Start of Record excerpts

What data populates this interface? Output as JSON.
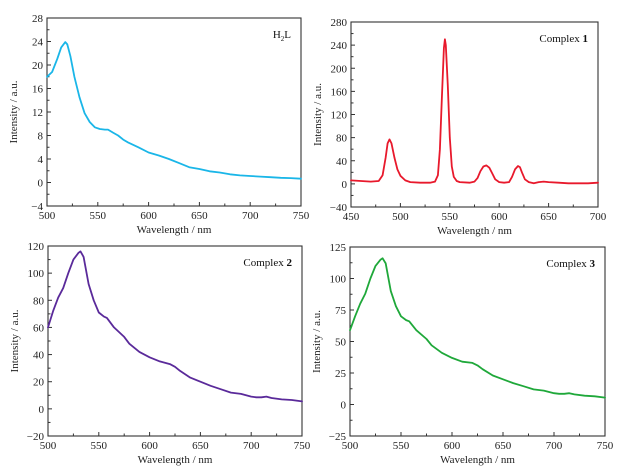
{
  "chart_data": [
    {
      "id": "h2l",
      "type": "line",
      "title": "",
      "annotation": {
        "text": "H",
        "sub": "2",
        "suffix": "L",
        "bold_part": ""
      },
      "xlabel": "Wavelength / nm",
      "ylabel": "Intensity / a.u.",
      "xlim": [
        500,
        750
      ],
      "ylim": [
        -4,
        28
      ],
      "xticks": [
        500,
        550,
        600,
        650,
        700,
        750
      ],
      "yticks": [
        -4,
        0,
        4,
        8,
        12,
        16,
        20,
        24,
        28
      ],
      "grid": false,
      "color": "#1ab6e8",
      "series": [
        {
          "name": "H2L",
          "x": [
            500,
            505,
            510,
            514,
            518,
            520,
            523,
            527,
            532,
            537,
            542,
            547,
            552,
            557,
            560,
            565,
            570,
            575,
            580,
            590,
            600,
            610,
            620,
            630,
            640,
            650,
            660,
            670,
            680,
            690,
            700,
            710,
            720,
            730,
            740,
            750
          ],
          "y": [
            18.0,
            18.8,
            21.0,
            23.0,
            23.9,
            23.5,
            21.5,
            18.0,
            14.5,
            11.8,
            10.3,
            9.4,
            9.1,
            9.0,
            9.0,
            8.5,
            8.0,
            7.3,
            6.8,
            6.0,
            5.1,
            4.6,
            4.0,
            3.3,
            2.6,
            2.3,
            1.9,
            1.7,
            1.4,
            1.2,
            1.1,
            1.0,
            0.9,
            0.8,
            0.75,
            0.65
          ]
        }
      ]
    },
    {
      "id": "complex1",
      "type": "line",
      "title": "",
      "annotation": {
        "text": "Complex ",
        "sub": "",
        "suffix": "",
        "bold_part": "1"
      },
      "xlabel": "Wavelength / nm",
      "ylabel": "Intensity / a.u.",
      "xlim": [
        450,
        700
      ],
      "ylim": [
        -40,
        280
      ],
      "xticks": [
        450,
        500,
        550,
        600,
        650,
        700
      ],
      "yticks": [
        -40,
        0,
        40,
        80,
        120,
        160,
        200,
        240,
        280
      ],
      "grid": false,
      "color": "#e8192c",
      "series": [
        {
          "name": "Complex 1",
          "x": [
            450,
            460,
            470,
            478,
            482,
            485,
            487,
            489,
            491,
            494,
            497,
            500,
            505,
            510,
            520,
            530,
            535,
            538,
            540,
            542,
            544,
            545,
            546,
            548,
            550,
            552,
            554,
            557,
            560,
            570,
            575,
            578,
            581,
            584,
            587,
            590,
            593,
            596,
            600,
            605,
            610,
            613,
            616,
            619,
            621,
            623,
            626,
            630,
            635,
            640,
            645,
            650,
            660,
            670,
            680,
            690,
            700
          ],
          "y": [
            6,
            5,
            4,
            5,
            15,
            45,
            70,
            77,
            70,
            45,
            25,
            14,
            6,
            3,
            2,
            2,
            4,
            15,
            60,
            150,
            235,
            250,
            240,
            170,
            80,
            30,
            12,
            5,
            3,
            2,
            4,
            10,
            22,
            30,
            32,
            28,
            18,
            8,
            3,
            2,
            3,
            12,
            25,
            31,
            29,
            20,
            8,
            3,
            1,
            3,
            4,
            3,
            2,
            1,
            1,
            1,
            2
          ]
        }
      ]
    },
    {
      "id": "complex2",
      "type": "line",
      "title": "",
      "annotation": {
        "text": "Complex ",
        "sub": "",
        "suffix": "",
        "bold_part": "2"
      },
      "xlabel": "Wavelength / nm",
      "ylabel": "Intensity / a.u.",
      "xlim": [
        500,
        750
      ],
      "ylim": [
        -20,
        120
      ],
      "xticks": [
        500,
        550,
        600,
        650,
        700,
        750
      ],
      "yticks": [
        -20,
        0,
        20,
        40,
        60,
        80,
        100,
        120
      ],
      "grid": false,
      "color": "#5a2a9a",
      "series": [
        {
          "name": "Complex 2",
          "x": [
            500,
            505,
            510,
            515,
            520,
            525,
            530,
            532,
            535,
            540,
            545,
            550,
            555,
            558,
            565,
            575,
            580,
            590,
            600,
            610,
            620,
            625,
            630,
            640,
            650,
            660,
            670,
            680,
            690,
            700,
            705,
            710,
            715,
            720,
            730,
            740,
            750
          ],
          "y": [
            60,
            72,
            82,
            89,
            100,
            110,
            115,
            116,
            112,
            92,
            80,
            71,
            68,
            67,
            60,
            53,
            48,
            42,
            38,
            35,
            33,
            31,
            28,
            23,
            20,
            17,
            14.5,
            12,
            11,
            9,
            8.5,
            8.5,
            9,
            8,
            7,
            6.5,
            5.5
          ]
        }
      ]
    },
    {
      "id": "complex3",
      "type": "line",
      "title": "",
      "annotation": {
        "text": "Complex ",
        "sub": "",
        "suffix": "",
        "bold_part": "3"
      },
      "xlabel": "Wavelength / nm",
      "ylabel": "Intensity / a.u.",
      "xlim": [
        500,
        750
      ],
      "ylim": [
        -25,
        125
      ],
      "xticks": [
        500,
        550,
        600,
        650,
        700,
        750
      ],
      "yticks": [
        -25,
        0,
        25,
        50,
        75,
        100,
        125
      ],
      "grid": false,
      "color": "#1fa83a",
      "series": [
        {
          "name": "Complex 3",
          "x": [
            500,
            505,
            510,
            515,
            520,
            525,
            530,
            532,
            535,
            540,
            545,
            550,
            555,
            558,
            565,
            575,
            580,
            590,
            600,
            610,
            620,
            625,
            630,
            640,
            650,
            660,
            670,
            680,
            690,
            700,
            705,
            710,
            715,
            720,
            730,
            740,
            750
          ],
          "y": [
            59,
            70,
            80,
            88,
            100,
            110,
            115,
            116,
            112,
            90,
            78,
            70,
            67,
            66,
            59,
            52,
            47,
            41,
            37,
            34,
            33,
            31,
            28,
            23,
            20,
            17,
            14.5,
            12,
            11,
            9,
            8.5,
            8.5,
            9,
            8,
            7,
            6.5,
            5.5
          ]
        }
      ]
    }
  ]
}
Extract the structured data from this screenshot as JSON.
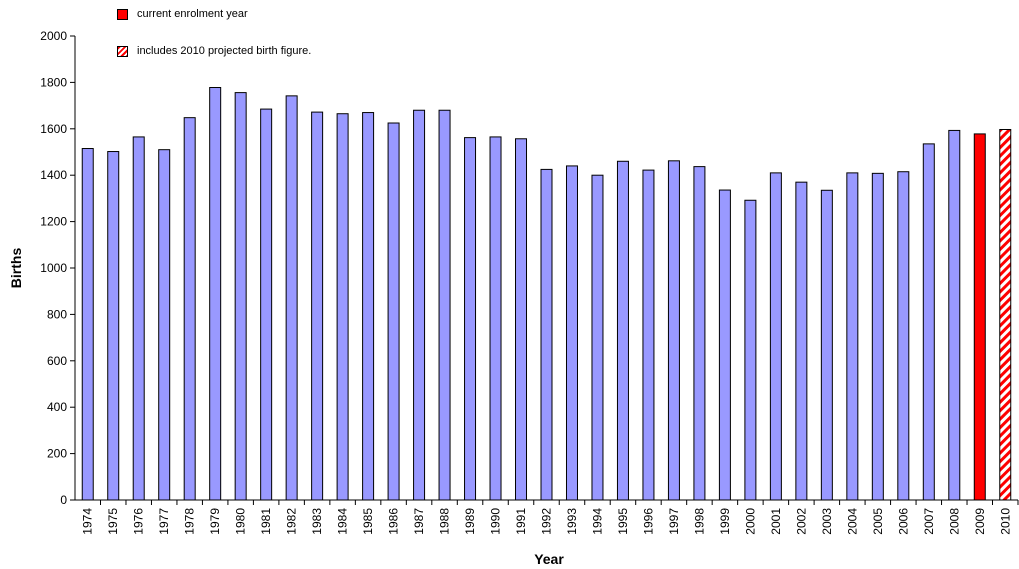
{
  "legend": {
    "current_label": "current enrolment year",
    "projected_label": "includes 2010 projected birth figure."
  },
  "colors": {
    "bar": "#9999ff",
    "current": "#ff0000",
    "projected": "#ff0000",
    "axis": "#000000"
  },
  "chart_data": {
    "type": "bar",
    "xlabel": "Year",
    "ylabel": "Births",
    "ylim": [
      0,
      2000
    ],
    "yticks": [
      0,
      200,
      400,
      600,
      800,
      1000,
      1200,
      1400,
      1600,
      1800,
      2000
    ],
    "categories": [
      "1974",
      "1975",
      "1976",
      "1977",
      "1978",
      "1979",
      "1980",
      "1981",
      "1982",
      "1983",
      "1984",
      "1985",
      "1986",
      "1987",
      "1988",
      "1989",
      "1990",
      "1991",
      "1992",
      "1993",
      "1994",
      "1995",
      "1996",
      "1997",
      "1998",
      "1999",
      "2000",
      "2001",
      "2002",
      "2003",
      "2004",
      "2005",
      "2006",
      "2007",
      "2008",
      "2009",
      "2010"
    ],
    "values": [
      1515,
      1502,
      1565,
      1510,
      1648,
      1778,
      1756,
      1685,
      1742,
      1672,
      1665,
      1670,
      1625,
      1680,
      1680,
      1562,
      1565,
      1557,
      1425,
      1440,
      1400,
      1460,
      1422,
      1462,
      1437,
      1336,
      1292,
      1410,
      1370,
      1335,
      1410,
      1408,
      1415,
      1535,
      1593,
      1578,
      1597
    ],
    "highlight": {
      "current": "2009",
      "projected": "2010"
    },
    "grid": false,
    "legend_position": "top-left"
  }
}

End of Record excerpts

▶ **Objective**:
Copy all lines from the material that contain "JSON".

▶ **Task result**:
What data populates this interface? Output as JSON.
Extract the structured data from this screenshot as JSON.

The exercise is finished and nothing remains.